> _TASK TO COMPLETE_
Locate every line in the records below that contains the word "series", and copy each one.
── RECORD SET
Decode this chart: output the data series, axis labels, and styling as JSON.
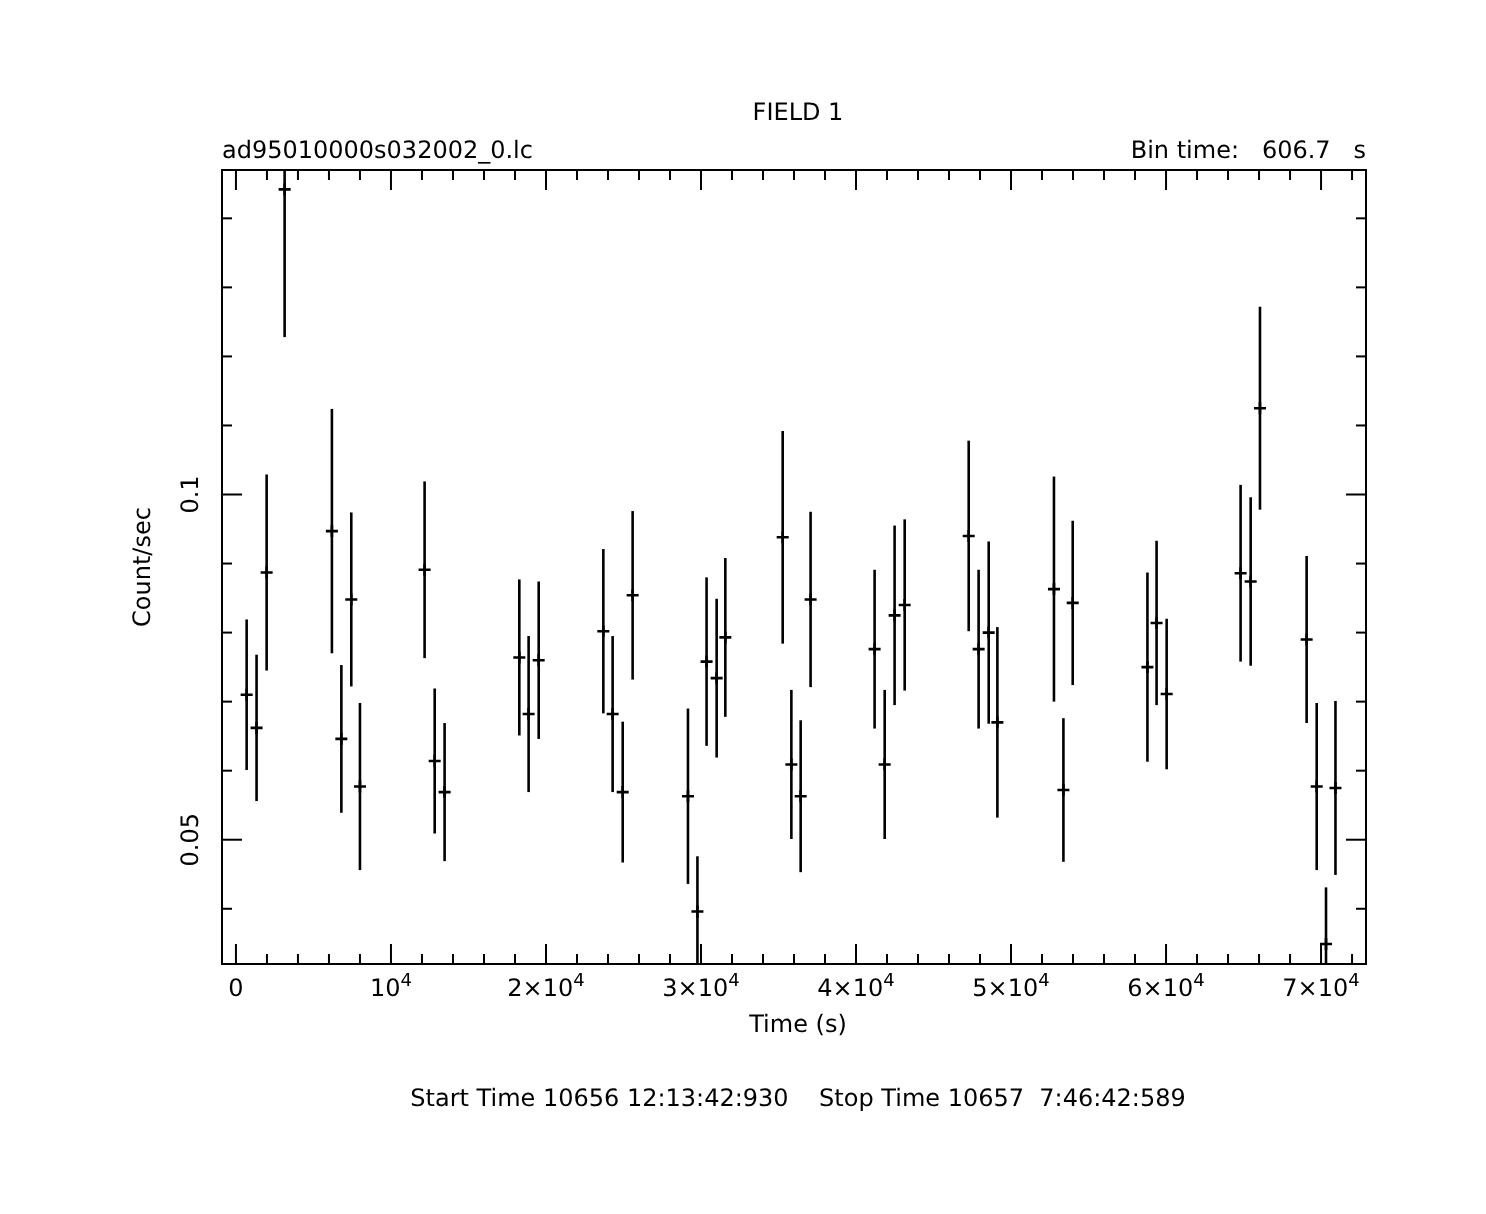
{
  "chart_data": {
    "type": "scatter",
    "title": "FIELD 1",
    "xlabel": "Time (s)",
    "ylabel": "Count/sec",
    "annotations": [
      "ad95010000s032002_0.lc",
      "Bin time:   606.7   s",
      "Start Time 10656 12:13:42:930    Stop Time 10657  7:46:42:589"
    ],
    "xlim": [
      -900,
      72900
    ],
    "ylim": [
      0.032,
      0.147
    ],
    "xticks": [
      {
        "value": 0,
        "label": "0"
      },
      {
        "value": 2000,
        "label": null
      },
      {
        "value": 4000,
        "label": null
      },
      {
        "value": 6000,
        "label": null
      },
      {
        "value": 8000,
        "label": null
      },
      {
        "value": 10000,
        "label": "10$^{4}$"
      },
      {
        "value": 12000,
        "label": null
      },
      {
        "value": 14000,
        "label": null
      },
      {
        "value": 16000,
        "label": null
      },
      {
        "value": 18000,
        "label": null
      },
      {
        "value": 20000,
        "label": "2×10$^{4}$"
      },
      {
        "value": 22000,
        "label": null
      },
      {
        "value": 24000,
        "label": null
      },
      {
        "value": 26000,
        "label": null
      },
      {
        "value": 28000,
        "label": null
      },
      {
        "value": 30000,
        "label": "3×10$^{4}$"
      },
      {
        "value": 32000,
        "label": null
      },
      {
        "value": 34000,
        "label": null
      },
      {
        "value": 36000,
        "label": null
      },
      {
        "value": 38000,
        "label": null
      },
      {
        "value": 40000,
        "label": "4×10$^{4}$"
      },
      {
        "value": 42000,
        "label": null
      },
      {
        "value": 44000,
        "label": null
      },
      {
        "value": 46000,
        "label": null
      },
      {
        "value": 48000,
        "label": null
      },
      {
        "value": 50000,
        "label": "5×10$^{4}$"
      },
      {
        "value": 52000,
        "label": null
      },
      {
        "value": 54000,
        "label": null
      },
      {
        "value": 56000,
        "label": null
      },
      {
        "value": 58000,
        "label": null
      },
      {
        "value": 60000,
        "label": "6×10$^{4}$"
      },
      {
        "value": 62000,
        "label": null
      },
      {
        "value": 64000,
        "label": null
      },
      {
        "value": 66000,
        "label": null
      },
      {
        "value": 68000,
        "label": null
      },
      {
        "value": 70000,
        "label": "7×10$^{4}$"
      },
      {
        "value": 72000,
        "label": null
      }
    ],
    "yticks": [
      {
        "value": 0.04,
        "label": null
      },
      0.05,
      {
        "value": 0.06,
        "label": null
      },
      {
        "value": 0.07,
        "label": null
      },
      {
        "value": 0.08,
        "label": null
      },
      {
        "value": 0.09,
        "label": null
      },
      0.1,
      {
        "value": 0.11,
        "label": null
      },
      {
        "value": 0.12,
        "label": null
      },
      {
        "value": 0.13,
        "label": null
      },
      {
        "value": 0.14,
        "label": null
      }
    ],
    "grid": false,
    "marker": "cross",
    "series": [
      {
        "color": "#000000",
        "x": [
          690,
          1330,
          1980,
          3140,
          6190,
          6800,
          7440,
          8000,
          12170,
          12820,
          13460,
          18280,
          18880,
          19530,
          23700,
          24300,
          24950,
          25590,
          29160,
          29770,
          30360,
          31010,
          31570,
          35270,
          35830,
          36430,
          37070,
          41200,
          41850,
          42490,
          43140,
          47270,
          47910,
          48560,
          49120,
          52770,
          53380,
          53980,
          58800,
          59390,
          60040,
          64810,
          65460,
          66060,
          69070,
          69720,
          70320,
          70930
        ],
        "values": [
          0.071,
          0.0662,
          0.0887,
          0.1442,
          0.0947,
          0.0646,
          0.0848,
          0.0577,
          0.0891,
          0.0614,
          0.0569,
          0.0764,
          0.0682,
          0.076,
          0.0802,
          0.0682,
          0.0569,
          0.0854,
          0.0563,
          0.0396,
          0.0758,
          0.0734,
          0.0793,
          0.0938,
          0.0609,
          0.0563,
          0.0848,
          0.0776,
          0.0609,
          0.0825,
          0.084,
          0.094,
          0.0776,
          0.08,
          0.067,
          0.0863,
          0.0572,
          0.0843,
          0.075,
          0.0814,
          0.0711,
          0.0886,
          0.0874,
          0.1125,
          0.079,
          0.0577,
          0.0349,
          0.0575
        ],
        "errors": [
          0.0109,
          0.0106,
          0.0142,
          [
            0.1228,
            0.147
          ],
          0.0177,
          0.0107,
          0.0126,
          0.0121,
          0.0128,
          0.0105,
          0.01,
          0.0113,
          0.0113,
          0.0114,
          0.0119,
          0.0113,
          0.0102,
          0.0122,
          0.0127,
          [
            0.032,
            0.0476
          ],
          0.0122,
          0.0115,
          0.0115,
          0.0154,
          0.0108,
          0.011,
          0.0127,
          0.0115,
          0.0108,
          0.013,
          0.0124,
          0.0138,
          0.0115,
          0.0132,
          0.0138,
          0.0163,
          0.0104,
          0.0119,
          0.0137,
          0.0119,
          0.0109,
          0.0128,
          0.0122,
          0.0147,
          0.0121,
          0.0121,
          [
            0.032,
            0.0431
          ],
          0.0126
        ]
      }
    ]
  }
}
────
> _EXERCISE ANSWER_
Decode this chart: output the data series, axis labels, and styling as JSON.
    "series": [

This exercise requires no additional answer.